Exercise prompt => From the listing below, extract every line in which the word "Trust" appears.
** Start of Stored data **
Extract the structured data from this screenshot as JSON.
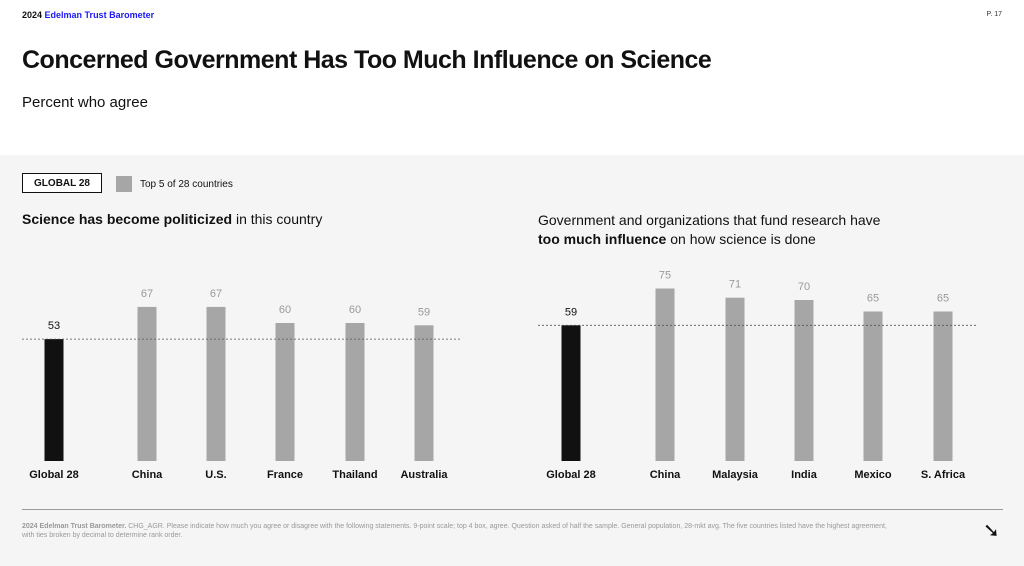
{
  "header": {
    "brand_year": "2024",
    "brand_name": "Edelman Trust Barometer",
    "page": "P. 17"
  },
  "title": "Concerned Government Has Too Much Influence on Science",
  "subtitle": "Percent who agree",
  "legend": {
    "global": "GLOBAL 28",
    "top5": "Top 5 of 28 countries"
  },
  "colors": {
    "global": "#111111",
    "country": "#a6a6a6",
    "brand": "#1a1aff"
  },
  "chart_data": [
    {
      "type": "bar",
      "title_bold": "Science has become politicized",
      "title_rest": " in this country",
      "categories": [
        "Global 28",
        "China",
        "U.S.",
        "France",
        "Thailand",
        "Australia"
      ],
      "values": [
        53,
        67,
        67,
        60,
        60,
        59
      ],
      "ylim": [
        0,
        100
      ]
    },
    {
      "type": "bar",
      "title_line1": "Government and organizations that fund research have",
      "title_bold": "too much influence",
      "title_rest": " on how science is done",
      "categories": [
        "Global 28",
        "China",
        "Malaysia",
        "India",
        "Mexico",
        "S. Africa"
      ],
      "values": [
        59,
        75,
        71,
        70,
        65,
        65
      ],
      "ylim": [
        0,
        100
      ]
    }
  ],
  "footer": {
    "source_bold": "2024 Edelman Trust Barometer.",
    "source_text": " CHG_AGR. Please indicate how much you agree or disagree with the following statements. 9-point scale; top 4 box, agree. Question asked of half the sample. General population, 28-mkt avg. The five countries listed have the highest agreement, with ties broken by decimal to determine rank order.",
    "next_icon": "arrow-down-right"
  }
}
** End of Stored data **
Response to the task =>
    "brand_name": "Edelman Trust Barometer",
    "source_bold": "2024 Edelman Trust Barometer.",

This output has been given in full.